**Work instructions:** Here are some records; copy every line that holds the word "JSON".

**The records:**
---------------

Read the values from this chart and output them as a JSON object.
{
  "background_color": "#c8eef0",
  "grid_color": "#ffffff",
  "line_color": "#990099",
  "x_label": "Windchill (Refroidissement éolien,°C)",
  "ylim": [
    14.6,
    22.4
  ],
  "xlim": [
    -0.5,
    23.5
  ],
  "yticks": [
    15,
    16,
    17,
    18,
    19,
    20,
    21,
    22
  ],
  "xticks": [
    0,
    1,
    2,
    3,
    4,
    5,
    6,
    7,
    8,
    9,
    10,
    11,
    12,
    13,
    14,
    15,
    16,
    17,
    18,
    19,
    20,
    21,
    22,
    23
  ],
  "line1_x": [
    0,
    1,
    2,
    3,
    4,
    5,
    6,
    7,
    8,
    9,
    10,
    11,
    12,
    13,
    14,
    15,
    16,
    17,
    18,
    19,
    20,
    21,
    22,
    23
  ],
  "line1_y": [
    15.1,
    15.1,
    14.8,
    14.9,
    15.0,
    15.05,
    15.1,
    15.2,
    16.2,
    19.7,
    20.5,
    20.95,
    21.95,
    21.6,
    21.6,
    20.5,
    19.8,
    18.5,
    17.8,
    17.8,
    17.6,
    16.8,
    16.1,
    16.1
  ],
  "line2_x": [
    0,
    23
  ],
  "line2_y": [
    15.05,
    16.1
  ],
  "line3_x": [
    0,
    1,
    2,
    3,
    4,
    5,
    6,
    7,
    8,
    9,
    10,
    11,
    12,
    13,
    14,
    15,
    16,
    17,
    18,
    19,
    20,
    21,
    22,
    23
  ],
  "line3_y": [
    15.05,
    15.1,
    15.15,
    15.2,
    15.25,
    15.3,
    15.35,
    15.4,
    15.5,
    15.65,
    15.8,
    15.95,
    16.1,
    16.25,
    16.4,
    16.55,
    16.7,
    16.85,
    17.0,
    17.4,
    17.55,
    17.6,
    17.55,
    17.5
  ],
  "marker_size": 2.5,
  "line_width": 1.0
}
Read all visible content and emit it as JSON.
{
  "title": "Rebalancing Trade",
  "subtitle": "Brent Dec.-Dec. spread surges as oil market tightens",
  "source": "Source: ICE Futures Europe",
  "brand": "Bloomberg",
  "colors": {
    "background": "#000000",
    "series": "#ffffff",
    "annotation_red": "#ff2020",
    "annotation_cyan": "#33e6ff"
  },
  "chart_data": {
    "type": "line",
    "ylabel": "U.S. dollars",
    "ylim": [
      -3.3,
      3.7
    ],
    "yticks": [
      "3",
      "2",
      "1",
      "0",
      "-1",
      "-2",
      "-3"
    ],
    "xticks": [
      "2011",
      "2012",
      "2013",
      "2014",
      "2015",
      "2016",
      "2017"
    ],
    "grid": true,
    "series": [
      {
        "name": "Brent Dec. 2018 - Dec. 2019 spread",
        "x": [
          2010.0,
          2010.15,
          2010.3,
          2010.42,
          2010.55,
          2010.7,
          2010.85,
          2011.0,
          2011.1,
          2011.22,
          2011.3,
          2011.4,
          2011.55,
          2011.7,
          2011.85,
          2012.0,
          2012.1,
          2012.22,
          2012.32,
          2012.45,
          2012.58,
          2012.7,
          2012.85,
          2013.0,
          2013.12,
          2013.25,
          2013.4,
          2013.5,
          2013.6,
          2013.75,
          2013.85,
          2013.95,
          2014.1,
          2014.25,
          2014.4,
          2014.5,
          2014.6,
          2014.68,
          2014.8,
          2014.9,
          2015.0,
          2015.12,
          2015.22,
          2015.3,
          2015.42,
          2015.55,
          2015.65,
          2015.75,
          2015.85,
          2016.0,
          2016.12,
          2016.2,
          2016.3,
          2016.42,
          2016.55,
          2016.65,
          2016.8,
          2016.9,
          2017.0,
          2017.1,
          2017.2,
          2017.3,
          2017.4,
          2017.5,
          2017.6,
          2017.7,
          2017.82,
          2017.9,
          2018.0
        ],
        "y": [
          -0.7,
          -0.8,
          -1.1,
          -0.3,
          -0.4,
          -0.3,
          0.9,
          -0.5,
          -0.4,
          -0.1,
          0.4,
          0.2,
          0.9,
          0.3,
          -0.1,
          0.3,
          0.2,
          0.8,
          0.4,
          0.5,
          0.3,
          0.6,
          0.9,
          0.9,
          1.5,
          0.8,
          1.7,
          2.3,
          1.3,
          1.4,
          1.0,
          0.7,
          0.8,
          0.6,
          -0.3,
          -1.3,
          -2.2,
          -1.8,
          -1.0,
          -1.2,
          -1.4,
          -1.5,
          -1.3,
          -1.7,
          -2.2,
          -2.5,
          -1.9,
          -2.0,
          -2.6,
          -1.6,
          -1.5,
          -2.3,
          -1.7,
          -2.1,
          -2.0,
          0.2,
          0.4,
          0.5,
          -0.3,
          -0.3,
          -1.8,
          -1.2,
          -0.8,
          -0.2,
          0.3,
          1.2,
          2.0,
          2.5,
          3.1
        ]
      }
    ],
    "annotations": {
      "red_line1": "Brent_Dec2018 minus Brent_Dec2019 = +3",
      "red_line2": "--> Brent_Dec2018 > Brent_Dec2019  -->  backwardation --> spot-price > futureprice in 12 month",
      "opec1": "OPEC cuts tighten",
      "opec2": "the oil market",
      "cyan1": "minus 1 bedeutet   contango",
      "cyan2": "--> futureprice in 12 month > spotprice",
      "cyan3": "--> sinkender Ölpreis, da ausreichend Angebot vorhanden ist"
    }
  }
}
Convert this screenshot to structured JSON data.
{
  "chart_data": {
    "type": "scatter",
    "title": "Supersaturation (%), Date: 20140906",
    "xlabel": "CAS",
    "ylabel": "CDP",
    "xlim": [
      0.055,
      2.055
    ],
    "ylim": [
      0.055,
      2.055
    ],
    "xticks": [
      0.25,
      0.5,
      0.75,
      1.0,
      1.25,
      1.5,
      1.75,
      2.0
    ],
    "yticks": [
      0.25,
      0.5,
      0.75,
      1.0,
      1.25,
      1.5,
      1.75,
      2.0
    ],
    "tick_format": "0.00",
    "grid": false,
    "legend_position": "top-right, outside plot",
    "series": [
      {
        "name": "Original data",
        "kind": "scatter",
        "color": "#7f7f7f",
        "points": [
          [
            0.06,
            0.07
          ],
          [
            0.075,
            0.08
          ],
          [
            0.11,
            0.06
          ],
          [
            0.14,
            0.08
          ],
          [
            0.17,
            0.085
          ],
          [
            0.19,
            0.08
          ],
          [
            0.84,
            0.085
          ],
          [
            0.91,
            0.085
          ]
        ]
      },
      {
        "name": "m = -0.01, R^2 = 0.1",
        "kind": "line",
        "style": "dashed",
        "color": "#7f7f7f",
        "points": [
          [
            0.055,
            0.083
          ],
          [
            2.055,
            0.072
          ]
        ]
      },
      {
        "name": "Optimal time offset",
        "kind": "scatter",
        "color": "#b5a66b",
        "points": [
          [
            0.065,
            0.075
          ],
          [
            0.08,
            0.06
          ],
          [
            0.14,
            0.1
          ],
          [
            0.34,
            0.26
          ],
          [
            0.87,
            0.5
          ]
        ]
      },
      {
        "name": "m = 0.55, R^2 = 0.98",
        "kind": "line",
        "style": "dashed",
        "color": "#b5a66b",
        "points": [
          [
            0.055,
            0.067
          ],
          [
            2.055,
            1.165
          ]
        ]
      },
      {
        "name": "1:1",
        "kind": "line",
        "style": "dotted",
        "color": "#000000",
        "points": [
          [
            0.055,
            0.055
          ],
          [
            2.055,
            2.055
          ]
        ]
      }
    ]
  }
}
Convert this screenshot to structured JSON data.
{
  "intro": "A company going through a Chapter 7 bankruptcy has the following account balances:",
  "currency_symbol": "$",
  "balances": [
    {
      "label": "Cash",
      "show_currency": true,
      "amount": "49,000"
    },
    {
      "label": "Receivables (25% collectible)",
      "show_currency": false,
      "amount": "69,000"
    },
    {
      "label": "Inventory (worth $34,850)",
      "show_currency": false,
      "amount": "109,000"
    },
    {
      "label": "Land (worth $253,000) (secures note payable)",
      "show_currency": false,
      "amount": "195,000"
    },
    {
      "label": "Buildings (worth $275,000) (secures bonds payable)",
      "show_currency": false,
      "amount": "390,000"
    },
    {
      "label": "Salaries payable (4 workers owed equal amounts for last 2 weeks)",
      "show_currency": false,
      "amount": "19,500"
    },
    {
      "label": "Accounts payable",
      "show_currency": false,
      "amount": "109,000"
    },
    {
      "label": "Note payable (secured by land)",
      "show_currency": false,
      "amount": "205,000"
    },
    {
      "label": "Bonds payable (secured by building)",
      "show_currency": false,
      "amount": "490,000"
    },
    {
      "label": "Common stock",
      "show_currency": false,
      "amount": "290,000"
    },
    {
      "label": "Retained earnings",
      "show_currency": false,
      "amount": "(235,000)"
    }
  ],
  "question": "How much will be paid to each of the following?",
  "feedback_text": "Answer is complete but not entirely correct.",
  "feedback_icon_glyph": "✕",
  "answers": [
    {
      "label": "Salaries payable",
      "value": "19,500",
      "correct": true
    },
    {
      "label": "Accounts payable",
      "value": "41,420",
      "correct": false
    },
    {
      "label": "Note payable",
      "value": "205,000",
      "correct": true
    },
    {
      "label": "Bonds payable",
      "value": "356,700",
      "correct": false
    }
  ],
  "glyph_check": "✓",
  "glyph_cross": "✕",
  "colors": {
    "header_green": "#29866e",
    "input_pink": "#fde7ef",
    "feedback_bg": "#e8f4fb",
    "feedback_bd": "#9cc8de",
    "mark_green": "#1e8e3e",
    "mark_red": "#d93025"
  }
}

---------------

**Task output:**
Read the values from this chart and output them as a JSON object.
Read all visible content and emit it as JSON.
Convert this screenshot to structured JSON data.
Convert this screenshot to structured JSON data.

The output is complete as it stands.